Problem:
Output all the data exactly. Pictures do not belong in the copy.

Given records:

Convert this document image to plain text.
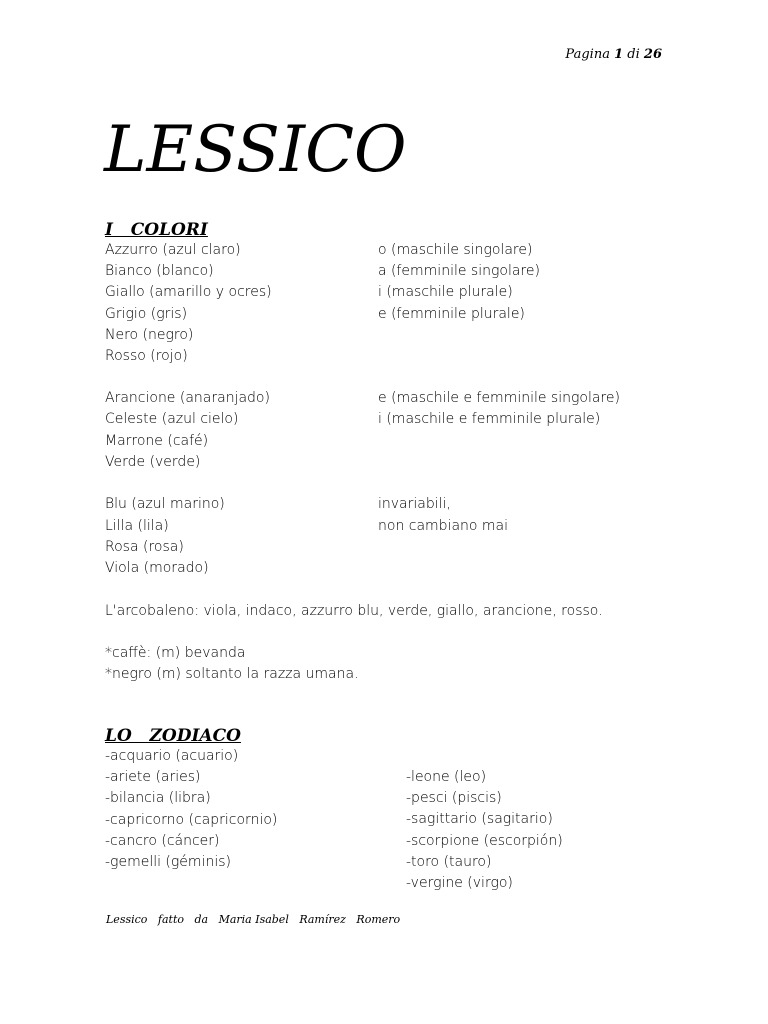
Pagina 1 di 26
LESSICO
I   COLORI
Azzurro (azul claro)
Bianco (blanco)
Giallo (amarillo y ocres)
Grigio (gris)
Nero (negro)
Rosso (rojo)
o (maschile singolare)
a (femminile singolare)
i (maschile plurale)
e (femminile plurale)
Arancione (anaranjado)
Celeste (azul cielo)
Marrone (café)
Verde (verde)
e (maschile e femminile singolare)
i (maschile e femminile plurale)
Blu (azul marino)
Lilla (lila)
Rosa (rosa)
Viola (morado)
invariabili,
non cambiano mai
L'arcobaleno: viola, indaco, azzurro blu, verde, giallo, arancione, rosso.
*caffè: (m) bevanda
*negro (m) soltanto la razza umana.
LO   ZODIACO
-acquario (acuario)
-ariete (aries)
-bilancia (libra)
-capricorno (capricornio)
-cancro (cáncer)
-gemelli (géminis)
-leone (leo)
-pesci (piscis)
-sagittario (sagitario)
-scorpione (escorpión)
-toro (tauro)
-vergine (virgo)
Lessico   fatto   da   Maria Isabel   Ramírez   Romero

Reply to the task:
Convert this document image to plain text.
Pagina 1 di 26
LESSICO
I   COLORI
Azzurro (azul claro)
Bianco (blanco)
Giallo (amarillo y ocres)
Grigio (gris)
Nero (negro)
Rosso (rojo)
o (maschile singolare)
a (femminile singolare)
i (maschile plurale)
e (femminile plurale)
Arancione (anaranjado)
Celeste (azul cielo)
Marrone (café)
Verde (verde)
e (maschile e femminile singolare)
i (maschile e femminile plurale)
Blu (azul marino)
Lilla (lila)
Rosa (rosa)
Viola (morado)
invariabili,
non cambiano mai
L'arcobaleno: viola, indaco, azzurro blu, verde, giallo, arancione, rosso.
*caffè: (m) bevanda
*negro (m) soltanto la razza umana.
LO   ZODIACO
-acquario (acuario)
-ariete (aries)
-bilancia (libra)
-capricorno (capricornio)
-cancro (cáncer)
-gemelli (géminis)
-leone (leo)
-pesci (piscis)
-sagittario (sagitario)
-scorpione (escorpión)
-toro (tauro)
-vergine (virgo)
Lessico   fatto   da   Maria Isabel   Ramírez   Romero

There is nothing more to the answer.